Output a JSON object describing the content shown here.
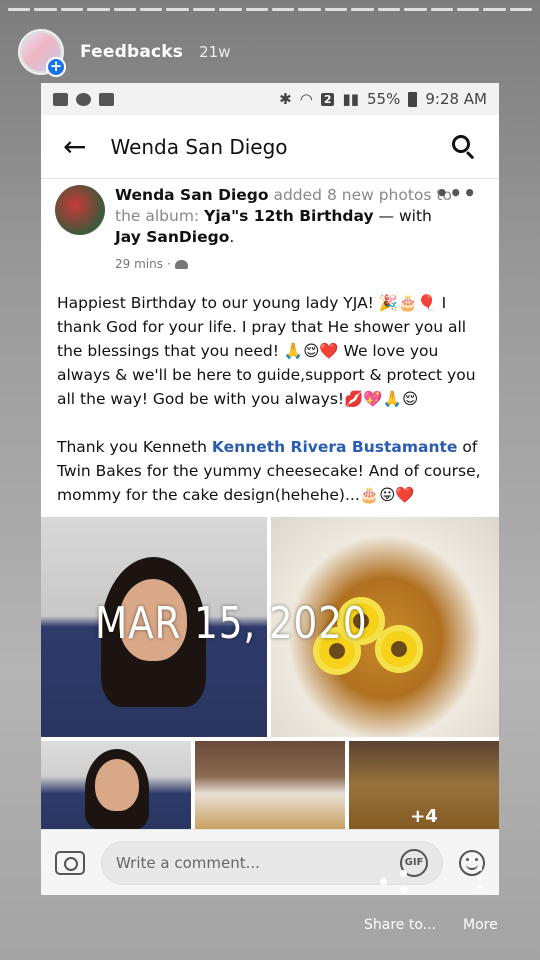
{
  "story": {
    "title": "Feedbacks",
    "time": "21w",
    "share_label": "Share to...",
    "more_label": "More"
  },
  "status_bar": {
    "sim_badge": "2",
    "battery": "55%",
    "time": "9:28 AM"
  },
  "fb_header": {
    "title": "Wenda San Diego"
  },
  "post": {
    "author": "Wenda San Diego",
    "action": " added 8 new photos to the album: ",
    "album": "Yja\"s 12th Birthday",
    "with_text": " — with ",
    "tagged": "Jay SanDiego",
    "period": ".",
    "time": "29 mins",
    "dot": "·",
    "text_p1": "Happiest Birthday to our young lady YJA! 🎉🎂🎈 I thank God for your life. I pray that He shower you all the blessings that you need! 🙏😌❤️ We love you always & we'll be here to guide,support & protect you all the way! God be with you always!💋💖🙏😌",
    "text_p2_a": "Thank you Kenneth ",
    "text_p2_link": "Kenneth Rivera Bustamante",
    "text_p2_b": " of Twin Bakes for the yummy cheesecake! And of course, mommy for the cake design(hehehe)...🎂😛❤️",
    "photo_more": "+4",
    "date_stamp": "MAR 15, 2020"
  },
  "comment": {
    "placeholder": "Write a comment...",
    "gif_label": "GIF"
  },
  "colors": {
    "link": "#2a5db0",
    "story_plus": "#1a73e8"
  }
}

__________

Aim of the task: Do not copy the pictures, but repeat every line exactly.

Solved exercise:
Output a JSON object describing the content shown here.
{
  "story": {
    "title": "Feedbacks",
    "time": "21w",
    "share_label": "Share to...",
    "more_label": "More"
  },
  "status_bar": {
    "sim_badge": "2",
    "battery": "55%",
    "time": "9:28 AM"
  },
  "fb_header": {
    "title": "Wenda San Diego"
  },
  "post": {
    "author": "Wenda San Diego",
    "action": " added 8 new photos to the album: ",
    "album": "Yja\"s 12th Birthday",
    "with_text": " — with ",
    "tagged": "Jay SanDiego",
    "period": ".",
    "time": "29 mins",
    "dot": "·",
    "text_p1": "Happiest Birthday to our young lady YJA! 🎉🎂🎈 I thank God for your life. I pray that He shower you all the blessings that you need! 🙏😌❤️ We love you always & we'll be here to guide,support & protect you all the way! God be with you always!💋💖🙏😌",
    "text_p2_a": "Thank you Kenneth ",
    "text_p2_link": "Kenneth Rivera Bustamante",
    "text_p2_b": " of Twin Bakes for the yummy cheesecake! And of course, mommy for the cake design(hehehe)...🎂😛❤️",
    "photo_more": "+4",
    "date_stamp": "MAR 15, 2020"
  },
  "comment": {
    "placeholder": "Write a comment...",
    "gif_label": "GIF"
  },
  "colors": {
    "link": "#2a5db0",
    "story_plus": "#1a73e8"
  }
}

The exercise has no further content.